▶ **Instructions for the task**
Search the listing for "Should" and copy every line where it appears.

▶ **Data lines**
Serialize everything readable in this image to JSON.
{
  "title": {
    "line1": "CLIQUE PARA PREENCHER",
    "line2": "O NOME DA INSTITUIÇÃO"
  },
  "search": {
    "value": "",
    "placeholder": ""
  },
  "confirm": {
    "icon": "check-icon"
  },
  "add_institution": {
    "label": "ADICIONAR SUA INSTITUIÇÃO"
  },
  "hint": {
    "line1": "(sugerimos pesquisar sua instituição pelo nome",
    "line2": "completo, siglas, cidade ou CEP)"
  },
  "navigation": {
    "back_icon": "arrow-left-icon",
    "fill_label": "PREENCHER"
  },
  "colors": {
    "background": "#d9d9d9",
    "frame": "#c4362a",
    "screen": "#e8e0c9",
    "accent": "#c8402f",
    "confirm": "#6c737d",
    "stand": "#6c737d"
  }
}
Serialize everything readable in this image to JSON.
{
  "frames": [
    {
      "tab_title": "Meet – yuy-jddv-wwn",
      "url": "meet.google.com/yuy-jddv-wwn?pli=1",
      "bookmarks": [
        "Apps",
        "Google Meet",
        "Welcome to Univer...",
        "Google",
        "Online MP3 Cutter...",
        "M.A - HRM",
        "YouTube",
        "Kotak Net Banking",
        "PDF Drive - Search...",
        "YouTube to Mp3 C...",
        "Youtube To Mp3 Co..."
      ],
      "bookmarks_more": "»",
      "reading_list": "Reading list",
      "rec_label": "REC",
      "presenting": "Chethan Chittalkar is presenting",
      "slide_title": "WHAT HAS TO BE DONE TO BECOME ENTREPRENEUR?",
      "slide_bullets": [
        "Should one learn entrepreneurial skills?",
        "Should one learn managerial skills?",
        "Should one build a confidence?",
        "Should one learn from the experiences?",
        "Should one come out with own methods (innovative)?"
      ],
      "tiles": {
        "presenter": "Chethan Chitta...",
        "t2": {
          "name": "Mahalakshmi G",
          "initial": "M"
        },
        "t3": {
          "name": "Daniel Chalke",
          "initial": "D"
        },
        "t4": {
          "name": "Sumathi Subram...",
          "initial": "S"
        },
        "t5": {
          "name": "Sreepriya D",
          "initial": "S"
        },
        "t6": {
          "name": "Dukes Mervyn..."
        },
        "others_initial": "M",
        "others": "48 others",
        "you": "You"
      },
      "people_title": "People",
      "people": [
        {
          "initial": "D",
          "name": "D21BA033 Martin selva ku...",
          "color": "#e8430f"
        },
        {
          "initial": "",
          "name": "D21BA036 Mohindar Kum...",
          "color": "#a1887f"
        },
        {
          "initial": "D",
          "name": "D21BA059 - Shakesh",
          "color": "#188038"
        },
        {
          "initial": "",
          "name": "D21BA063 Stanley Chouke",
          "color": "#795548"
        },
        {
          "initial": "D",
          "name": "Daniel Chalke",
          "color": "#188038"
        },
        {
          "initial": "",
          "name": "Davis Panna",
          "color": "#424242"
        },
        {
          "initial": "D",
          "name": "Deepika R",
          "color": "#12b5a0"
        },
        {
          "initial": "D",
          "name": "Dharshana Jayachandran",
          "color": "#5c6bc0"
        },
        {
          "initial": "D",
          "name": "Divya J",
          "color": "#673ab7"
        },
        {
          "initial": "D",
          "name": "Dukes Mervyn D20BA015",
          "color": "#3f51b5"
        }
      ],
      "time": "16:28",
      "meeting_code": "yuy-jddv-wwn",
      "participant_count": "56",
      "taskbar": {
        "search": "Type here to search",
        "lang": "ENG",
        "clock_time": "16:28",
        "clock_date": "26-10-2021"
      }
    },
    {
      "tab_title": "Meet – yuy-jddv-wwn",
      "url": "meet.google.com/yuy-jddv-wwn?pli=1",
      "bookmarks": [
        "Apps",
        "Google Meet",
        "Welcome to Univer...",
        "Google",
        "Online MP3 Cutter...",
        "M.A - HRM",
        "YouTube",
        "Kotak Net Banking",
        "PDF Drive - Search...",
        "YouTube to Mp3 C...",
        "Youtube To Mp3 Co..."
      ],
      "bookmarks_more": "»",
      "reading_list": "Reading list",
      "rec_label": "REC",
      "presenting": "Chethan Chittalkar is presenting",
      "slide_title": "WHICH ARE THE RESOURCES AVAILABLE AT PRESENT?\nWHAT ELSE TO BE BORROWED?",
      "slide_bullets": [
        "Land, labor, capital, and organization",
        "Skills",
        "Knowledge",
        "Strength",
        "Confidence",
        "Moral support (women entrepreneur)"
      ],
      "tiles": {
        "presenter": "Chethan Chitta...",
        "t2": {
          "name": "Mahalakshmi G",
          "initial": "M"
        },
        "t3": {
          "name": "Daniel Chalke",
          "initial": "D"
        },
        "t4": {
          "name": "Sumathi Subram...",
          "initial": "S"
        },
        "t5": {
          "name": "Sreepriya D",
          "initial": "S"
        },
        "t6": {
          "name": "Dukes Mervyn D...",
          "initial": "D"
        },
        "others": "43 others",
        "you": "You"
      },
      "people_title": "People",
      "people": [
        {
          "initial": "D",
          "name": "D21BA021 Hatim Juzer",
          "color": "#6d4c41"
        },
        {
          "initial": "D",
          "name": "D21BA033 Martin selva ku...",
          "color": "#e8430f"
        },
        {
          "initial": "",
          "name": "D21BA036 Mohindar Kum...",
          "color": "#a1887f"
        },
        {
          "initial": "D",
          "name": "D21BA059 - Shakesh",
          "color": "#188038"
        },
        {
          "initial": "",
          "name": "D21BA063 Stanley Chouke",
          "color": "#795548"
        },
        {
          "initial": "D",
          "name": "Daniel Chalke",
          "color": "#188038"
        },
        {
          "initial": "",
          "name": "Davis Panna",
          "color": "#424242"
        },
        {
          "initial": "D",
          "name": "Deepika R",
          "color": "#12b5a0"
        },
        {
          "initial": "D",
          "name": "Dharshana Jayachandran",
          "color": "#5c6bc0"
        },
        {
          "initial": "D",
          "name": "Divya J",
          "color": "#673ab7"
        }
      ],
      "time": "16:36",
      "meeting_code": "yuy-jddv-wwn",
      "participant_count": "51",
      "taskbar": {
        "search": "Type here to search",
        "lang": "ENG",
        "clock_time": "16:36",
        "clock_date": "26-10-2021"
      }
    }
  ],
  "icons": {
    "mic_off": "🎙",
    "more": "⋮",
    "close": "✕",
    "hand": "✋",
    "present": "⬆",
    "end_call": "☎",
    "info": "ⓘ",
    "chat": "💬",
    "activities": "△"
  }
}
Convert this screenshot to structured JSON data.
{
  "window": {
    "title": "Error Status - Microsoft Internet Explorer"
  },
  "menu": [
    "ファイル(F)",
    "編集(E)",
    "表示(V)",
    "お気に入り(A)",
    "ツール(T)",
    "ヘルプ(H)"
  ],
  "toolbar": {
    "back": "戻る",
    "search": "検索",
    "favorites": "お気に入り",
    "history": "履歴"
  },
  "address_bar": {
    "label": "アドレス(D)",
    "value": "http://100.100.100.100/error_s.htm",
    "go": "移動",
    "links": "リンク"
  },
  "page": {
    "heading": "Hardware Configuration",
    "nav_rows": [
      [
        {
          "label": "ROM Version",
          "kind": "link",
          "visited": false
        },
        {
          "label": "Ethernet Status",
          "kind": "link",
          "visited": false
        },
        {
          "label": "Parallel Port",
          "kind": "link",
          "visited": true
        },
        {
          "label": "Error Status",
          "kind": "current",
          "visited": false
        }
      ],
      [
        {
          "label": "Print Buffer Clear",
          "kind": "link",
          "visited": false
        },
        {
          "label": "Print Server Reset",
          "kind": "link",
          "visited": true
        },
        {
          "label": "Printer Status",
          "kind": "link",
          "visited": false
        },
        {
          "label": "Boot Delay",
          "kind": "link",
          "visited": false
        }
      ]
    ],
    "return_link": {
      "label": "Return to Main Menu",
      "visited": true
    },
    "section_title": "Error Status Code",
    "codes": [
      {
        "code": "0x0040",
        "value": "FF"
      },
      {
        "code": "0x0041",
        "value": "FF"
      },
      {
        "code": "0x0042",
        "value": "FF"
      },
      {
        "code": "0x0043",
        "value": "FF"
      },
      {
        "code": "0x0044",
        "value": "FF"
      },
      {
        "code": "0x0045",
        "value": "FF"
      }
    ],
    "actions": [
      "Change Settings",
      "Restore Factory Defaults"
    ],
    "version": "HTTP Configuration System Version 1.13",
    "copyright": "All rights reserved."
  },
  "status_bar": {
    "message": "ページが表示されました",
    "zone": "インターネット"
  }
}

▶ **Exercise answer**
        "Should one learn entrepreneurial skills?",
        "Should one learn managerial skills?",
        "Should one build a confidence?",
        "Should one learn from the experiences?",
        "Should one come out with own methods (innovative)?"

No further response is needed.